++++ EXERCISE INPUTS
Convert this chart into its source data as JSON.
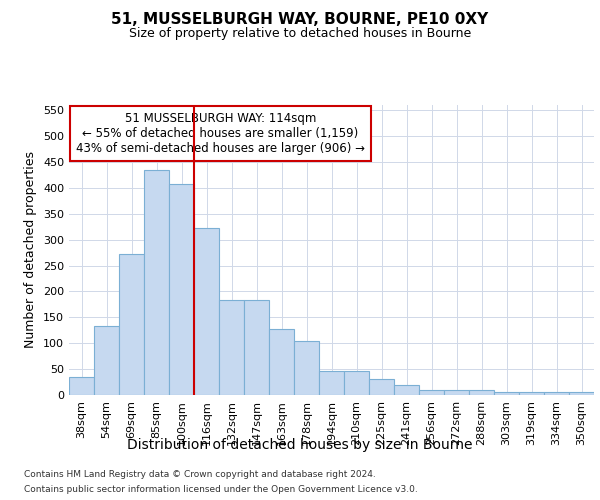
{
  "title": "51, MUSSELBURGH WAY, BOURNE, PE10 0XY",
  "subtitle": "Size of property relative to detached houses in Bourne",
  "xlabel": "Distribution of detached houses by size in Bourne",
  "ylabel": "Number of detached properties",
  "categories": [
    "38sqm",
    "54sqm",
    "69sqm",
    "85sqm",
    "100sqm",
    "116sqm",
    "132sqm",
    "147sqm",
    "163sqm",
    "178sqm",
    "194sqm",
    "210sqm",
    "225sqm",
    "241sqm",
    "256sqm",
    "272sqm",
    "288sqm",
    "303sqm",
    "319sqm",
    "334sqm",
    "350sqm"
  ],
  "values": [
    35,
    133,
    272,
    435,
    407,
    323,
    183,
    183,
    127,
    104,
    46,
    46,
    30,
    20,
    9,
    9,
    9,
    5,
    5,
    5,
    6
  ],
  "bar_color": "#c6d9f0",
  "bar_edge_color": "#7bafd4",
  "vline_color": "#cc0000",
  "annotation_line1": "51 MUSSELBURGH WAY: 114sqm",
  "annotation_line2": "← 55% of detached houses are smaller (1,159)",
  "annotation_line3": "43% of semi-detached houses are larger (906) →",
  "annotation_box_facecolor": "#ffffff",
  "annotation_box_edgecolor": "#cc0000",
  "ylim_max": 560,
  "yticks": [
    0,
    50,
    100,
    150,
    200,
    250,
    300,
    350,
    400,
    450,
    500,
    550
  ],
  "footnote1": "Contains HM Land Registry data © Crown copyright and database right 2024.",
  "footnote2": "Contains public sector information licensed under the Open Government Licence v3.0.",
  "bg_color": "#ffffff",
  "grid_color": "#d0d8e8",
  "title_fontsize": 11,
  "subtitle_fontsize": 9,
  "xlabel_fontsize": 10,
  "ylabel_fontsize": 9,
  "tick_fontsize": 8,
  "annot_fontsize": 8.5,
  "footnote_fontsize": 6.5
}
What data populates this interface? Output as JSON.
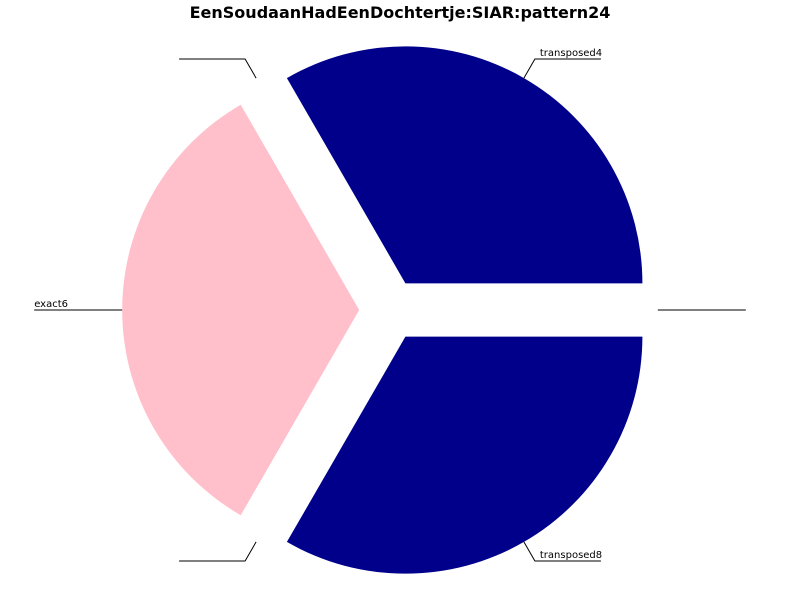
{
  "chart_data": {
    "type": "pie",
    "title": "EenSoudaanHadEenDochtertje:SIAR:pattern24",
    "slices": [
      {
        "label": "transposed4",
        "value": 1,
        "color": "#00008b"
      },
      {
        "label": "",
        "value": 0,
        "color": "#ffffff"
      },
      {
        "label": "exact6",
        "value": 1,
        "color": "#ffc0cb"
      },
      {
        "label": "",
        "value": 0,
        "color": "#ffffff"
      },
      {
        "label": "transposed8",
        "value": 1,
        "color": "#00008b"
      },
      {
        "label": "",
        "value": 0,
        "color": "#ffffff"
      }
    ],
    "exploded": true,
    "legend": "none"
  }
}
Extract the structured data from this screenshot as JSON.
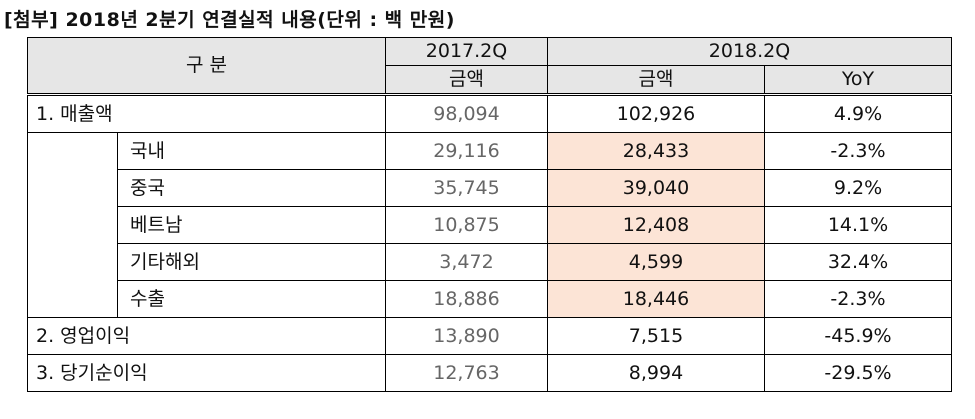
++++++++
* **THE EXERCISE**
All the records above need to be given again word for word. Skip the pictures.

* **RESULT OF THE EXERCISE**
Convert this chart into its source data as JSON.
{
  "title": "51, MUSSELBURGH WAY, BOURNE, PE10 0XY",
  "subtitle": "Size of property relative to detached houses in Bourne",
  "xlabel": "Distribution of detached houses by size in Bourne",
  "ylabel": "Number of detached properties",
  "categories": [
    "38sqm",
    "54sqm",
    "69sqm",
    "85sqm",
    "100sqm",
    "116sqm",
    "132sqm",
    "147sqm",
    "163sqm",
    "178sqm",
    "194sqm",
    "210sqm",
    "225sqm",
    "241sqm",
    "256sqm",
    "272sqm",
    "288sqm",
    "303sqm",
    "319sqm",
    "334sqm",
    "350sqm"
  ],
  "values": [
    35,
    133,
    272,
    435,
    407,
    323,
    183,
    183,
    127,
    104,
    46,
    46,
    30,
    20,
    9,
    9,
    9,
    5,
    5,
    5,
    6
  ],
  "bar_color": "#c6d9f0",
  "bar_edge_color": "#7bafd4",
  "vline_color": "#cc0000",
  "annotation_line1": "51 MUSSELBURGH WAY: 114sqm",
  "annotation_line2": "← 55% of detached houses are smaller (1,159)",
  "annotation_line3": "43% of semi-detached houses are larger (906) →",
  "annotation_box_facecolor": "#ffffff",
  "annotation_box_edgecolor": "#cc0000",
  "ylim_max": 560,
  "yticks": [
    0,
    50,
    100,
    150,
    200,
    250,
    300,
    350,
    400,
    450,
    500,
    550
  ],
  "footnote1": "Contains HM Land Registry data © Crown copyright and database right 2024.",
  "footnote2": "Contains public sector information licensed under the Open Government Licence v3.0.",
  "bg_color": "#ffffff",
  "grid_color": "#d0d8e8",
  "title_fontsize": 11,
  "subtitle_fontsize": 9,
  "xlabel_fontsize": 10,
  "ylabel_fontsize": 9,
  "tick_fontsize": 8,
  "annot_fontsize": 8.5,
  "footnote_fontsize": 6.5
}
What data populates this interface? Output as JSON.
{
  "chart_data": {
    "type": "pie",
    "title": "EenSoudaanHadEenDochtertje:SIAR:pattern24",
    "slices": [
      {
        "label": "transposed4",
        "value": 1,
        "color": "#00008b"
      },
      {
        "label": "",
        "value": 0,
        "color": "#ffffff"
      },
      {
        "label": "exact6",
        "value": 1,
        "color": "#ffc0cb"
      },
      {
        "label": "",
        "value": 0,
        "color": "#ffffff"
      },
      {
        "label": "transposed8",
        "value": 1,
        "color": "#00008b"
      },
      {
        "label": "",
        "value": 0,
        "color": "#ffffff"
      }
    ],
    "exploded": true,
    "legend": "none"
  }
}
Extract the structured data from this screenshot as JSON.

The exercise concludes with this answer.